> _PROMPT_: Give every line of the material again, exactly as written.

> _ENTRIES_:
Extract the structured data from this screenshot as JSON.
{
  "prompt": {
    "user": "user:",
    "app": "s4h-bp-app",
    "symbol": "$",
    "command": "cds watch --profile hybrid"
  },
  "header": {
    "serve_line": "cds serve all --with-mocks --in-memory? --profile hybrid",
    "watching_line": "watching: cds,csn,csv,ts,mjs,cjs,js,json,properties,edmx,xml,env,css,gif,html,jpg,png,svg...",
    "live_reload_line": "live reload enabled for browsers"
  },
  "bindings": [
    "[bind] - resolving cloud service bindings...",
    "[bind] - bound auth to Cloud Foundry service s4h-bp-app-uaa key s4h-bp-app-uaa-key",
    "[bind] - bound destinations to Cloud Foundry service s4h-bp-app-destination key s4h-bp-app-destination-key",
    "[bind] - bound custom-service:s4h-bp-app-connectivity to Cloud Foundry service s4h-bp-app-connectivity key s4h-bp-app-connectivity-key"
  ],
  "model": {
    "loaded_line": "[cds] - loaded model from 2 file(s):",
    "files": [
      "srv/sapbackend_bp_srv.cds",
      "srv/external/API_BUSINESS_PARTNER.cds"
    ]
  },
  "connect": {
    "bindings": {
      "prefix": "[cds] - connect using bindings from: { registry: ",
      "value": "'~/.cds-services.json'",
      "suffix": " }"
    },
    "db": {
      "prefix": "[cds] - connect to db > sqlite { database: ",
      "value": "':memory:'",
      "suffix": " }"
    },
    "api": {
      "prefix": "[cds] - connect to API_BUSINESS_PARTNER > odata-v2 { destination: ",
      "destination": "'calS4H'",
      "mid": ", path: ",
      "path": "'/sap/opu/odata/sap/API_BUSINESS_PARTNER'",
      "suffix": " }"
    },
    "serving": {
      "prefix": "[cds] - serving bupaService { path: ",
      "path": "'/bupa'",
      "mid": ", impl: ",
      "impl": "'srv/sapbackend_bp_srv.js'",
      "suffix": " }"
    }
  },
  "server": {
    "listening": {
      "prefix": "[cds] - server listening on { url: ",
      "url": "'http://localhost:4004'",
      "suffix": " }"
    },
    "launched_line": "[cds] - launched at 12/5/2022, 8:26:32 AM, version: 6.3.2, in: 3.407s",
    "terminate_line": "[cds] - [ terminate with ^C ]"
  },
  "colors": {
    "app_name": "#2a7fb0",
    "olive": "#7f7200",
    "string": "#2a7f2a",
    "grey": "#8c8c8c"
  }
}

> _RESULT FOR THIS TASK_:
Extract the structured data from this screenshot as JSON.
{
  "prompt": {
    "user": "user:",
    "app": "s4h-bp-app",
    "symbol": "$",
    "command": "cds watch --profile hybrid"
  },
  "header": {
    "serve_line": "cds serve all --with-mocks --in-memory? --profile hybrid",
    "watching_line": "watching: cds,csn,csv,ts,mjs,cjs,js,json,properties,edmx,xml,env,css,gif,html,jpg,png,svg...",
    "live_reload_line": "live reload enabled for browsers"
  },
  "bindings": [
    "[bind] - resolving cloud service bindings...",
    "[bind] - bound auth to Cloud Foundry service s4h-bp-app-uaa key s4h-bp-app-uaa-key",
    "[bind] - bound destinations to Cloud Foundry service s4h-bp-app-destination key s4h-bp-app-destination-key",
    "[bind] - bound custom-service:s4h-bp-app-connectivity to Cloud Foundry service s4h-bp-app-connectivity key s4h-bp-app-connectivity-key"
  ],
  "model": {
    "loaded_line": "[cds] - loaded model from 2 file(s):",
    "files": [
      "srv/sapbackend_bp_srv.cds",
      "srv/external/API_BUSINESS_PARTNER.cds"
    ]
  },
  "connect": {
    "bindings": {
      "prefix": "[cds] - connect using bindings from: { registry: ",
      "value": "'~/.cds-services.json'",
      "suffix": " }"
    },
    "db": {
      "prefix": "[cds] - connect to db > sqlite { database: ",
      "value": "':memory:'",
      "suffix": " }"
    },
    "api": {
      "prefix": "[cds] - connect to API_BUSINESS_PARTNER > odata-v2 { destination: ",
      "destination": "'calS4H'",
      "mid": ", path: ",
      "path": "'/sap/opu/odata/sap/API_BUSINESS_PARTNER'",
      "suffix": " }"
    },
    "serving": {
      "prefix": "[cds] - serving bupaService { path: ",
      "path": "'/bupa'",
      "mid": ", impl: ",
      "impl": "'srv/sapbackend_bp_srv.js'",
      "suffix": " }"
    }
  },
  "server": {
    "listening": {
      "prefix": "[cds] - server listening on { url: ",
      "url": "'http://localhost:4004'",
      "suffix": " }"
    },
    "launched_line": "[cds] - launched at 12/5/2022, 8:26:32 AM, version: 6.3.2, in: 3.407s",
    "terminate_line": "[cds] - [ terminate with ^C ]"
  },
  "colors": {
    "app_name": "#2a7fb0",
    "olive": "#7f7200",
    "string": "#2a7f2a",
    "grey": "#8c8c8c"
  }
}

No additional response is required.